==== Data shown ====

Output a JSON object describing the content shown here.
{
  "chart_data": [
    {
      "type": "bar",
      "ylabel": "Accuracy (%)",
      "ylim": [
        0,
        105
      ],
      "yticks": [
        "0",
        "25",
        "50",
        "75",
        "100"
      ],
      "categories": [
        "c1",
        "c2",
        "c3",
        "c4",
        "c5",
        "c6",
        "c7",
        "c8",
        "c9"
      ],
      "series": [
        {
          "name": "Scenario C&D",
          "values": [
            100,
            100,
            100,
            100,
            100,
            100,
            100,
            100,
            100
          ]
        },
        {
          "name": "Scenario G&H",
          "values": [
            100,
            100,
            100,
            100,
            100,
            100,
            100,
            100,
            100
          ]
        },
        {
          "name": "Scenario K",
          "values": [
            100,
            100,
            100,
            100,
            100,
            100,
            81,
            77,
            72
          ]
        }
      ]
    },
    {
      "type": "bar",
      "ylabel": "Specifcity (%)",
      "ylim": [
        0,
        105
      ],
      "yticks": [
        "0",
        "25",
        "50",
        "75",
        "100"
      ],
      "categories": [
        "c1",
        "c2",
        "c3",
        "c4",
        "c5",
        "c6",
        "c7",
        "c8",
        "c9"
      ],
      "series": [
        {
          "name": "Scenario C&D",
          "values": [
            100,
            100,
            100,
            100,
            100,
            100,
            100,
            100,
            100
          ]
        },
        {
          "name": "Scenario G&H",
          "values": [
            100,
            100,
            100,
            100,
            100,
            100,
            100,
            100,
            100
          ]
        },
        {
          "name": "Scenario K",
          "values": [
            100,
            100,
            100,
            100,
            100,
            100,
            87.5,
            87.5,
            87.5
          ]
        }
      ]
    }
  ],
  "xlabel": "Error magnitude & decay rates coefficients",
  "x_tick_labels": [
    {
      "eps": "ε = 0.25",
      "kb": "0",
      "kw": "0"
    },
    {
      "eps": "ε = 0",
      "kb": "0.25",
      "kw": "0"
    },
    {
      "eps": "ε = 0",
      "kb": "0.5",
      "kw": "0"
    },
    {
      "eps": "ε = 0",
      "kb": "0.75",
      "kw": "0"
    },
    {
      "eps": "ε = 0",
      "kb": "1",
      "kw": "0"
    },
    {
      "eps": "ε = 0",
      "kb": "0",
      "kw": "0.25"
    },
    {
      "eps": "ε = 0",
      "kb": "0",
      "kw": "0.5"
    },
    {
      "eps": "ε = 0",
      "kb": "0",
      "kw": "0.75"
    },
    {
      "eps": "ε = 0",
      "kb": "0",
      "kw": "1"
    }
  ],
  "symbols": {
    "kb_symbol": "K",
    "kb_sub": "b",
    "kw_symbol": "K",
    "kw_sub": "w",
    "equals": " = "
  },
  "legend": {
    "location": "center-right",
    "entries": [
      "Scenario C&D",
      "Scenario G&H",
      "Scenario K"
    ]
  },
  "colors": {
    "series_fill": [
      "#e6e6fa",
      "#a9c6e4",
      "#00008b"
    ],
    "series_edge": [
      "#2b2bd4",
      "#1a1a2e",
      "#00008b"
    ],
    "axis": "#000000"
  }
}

====

** Exercise goal **
Repeat the data above, word for word.

** Finished answer **
Output a JSON object describing the content shown here.
{
  "chart_data": [
    {
      "type": "bar",
      "ylabel": "Accuracy (%)",
      "ylim": [
        0,
        105
      ],
      "yticks": [
        "0",
        "25",
        "50",
        "75",
        "100"
      ],
      "categories": [
        "c1",
        "c2",
        "c3",
        "c4",
        "c5",
        "c6",
        "c7",
        "c8",
        "c9"
      ],
      "series": [
        {
          "name": "Scenario C&D",
          "values": [
            100,
            100,
            100,
            100,
            100,
            100,
            100,
            100,
            100
          ]
        },
        {
          "name": "Scenario G&H",
          "values": [
            100,
            100,
            100,
            100,
            100,
            100,
            100,
            100,
            100
          ]
        },
        {
          "name": "Scenario K",
          "values": [
            100,
            100,
            100,
            100,
            100,
            100,
            81,
            77,
            72
          ]
        }
      ]
    },
    {
      "type": "bar",
      "ylabel": "Specifcity (%)",
      "ylim": [
        0,
        105
      ],
      "yticks": [
        "0",
        "25",
        "50",
        "75",
        "100"
      ],
      "categories": [
        "c1",
        "c2",
        "c3",
        "c4",
        "c5",
        "c6",
        "c7",
        "c8",
        "c9"
      ],
      "series": [
        {
          "name": "Scenario C&D",
          "values": [
            100,
            100,
            100,
            100,
            100,
            100,
            100,
            100,
            100
          ]
        },
        {
          "name": "Scenario G&H",
          "values": [
            100,
            100,
            100,
            100,
            100,
            100,
            100,
            100,
            100
          ]
        },
        {
          "name": "Scenario K",
          "values": [
            100,
            100,
            100,
            100,
            100,
            100,
            87.5,
            87.5,
            87.5
          ]
        }
      ]
    }
  ],
  "xlabel": "Error magnitude & decay rates coefficients",
  "x_tick_labels": [
    {
      "eps": "ε = 0.25",
      "kb": "0",
      "kw": "0"
    },
    {
      "eps": "ε = 0",
      "kb": "0.25",
      "kw": "0"
    },
    {
      "eps": "ε = 0",
      "kb": "0.5",
      "kw": "0"
    },
    {
      "eps": "ε = 0",
      "kb": "0.75",
      "kw": "0"
    },
    {
      "eps": "ε = 0",
      "kb": "1",
      "kw": "0"
    },
    {
      "eps": "ε = 0",
      "kb": "0",
      "kw": "0.25"
    },
    {
      "eps": "ε = 0",
      "kb": "0",
      "kw": "0.5"
    },
    {
      "eps": "ε = 0",
      "kb": "0",
      "kw": "0.75"
    },
    {
      "eps": "ε = 0",
      "kb": "0",
      "kw": "1"
    }
  ],
  "symbols": {
    "kb_symbol": "K",
    "kb_sub": "b",
    "kw_symbol": "K",
    "kw_sub": "w",
    "equals": " = "
  },
  "legend": {
    "location": "center-right",
    "entries": [
      "Scenario C&D",
      "Scenario G&H",
      "Scenario K"
    ]
  },
  "colors": {
    "series_fill": [
      "#e6e6fa",
      "#a9c6e4",
      "#00008b"
    ],
    "series_edge": [
      "#2b2bd4",
      "#1a1a2e",
      "#00008b"
    ],
    "axis": "#000000"
  }
}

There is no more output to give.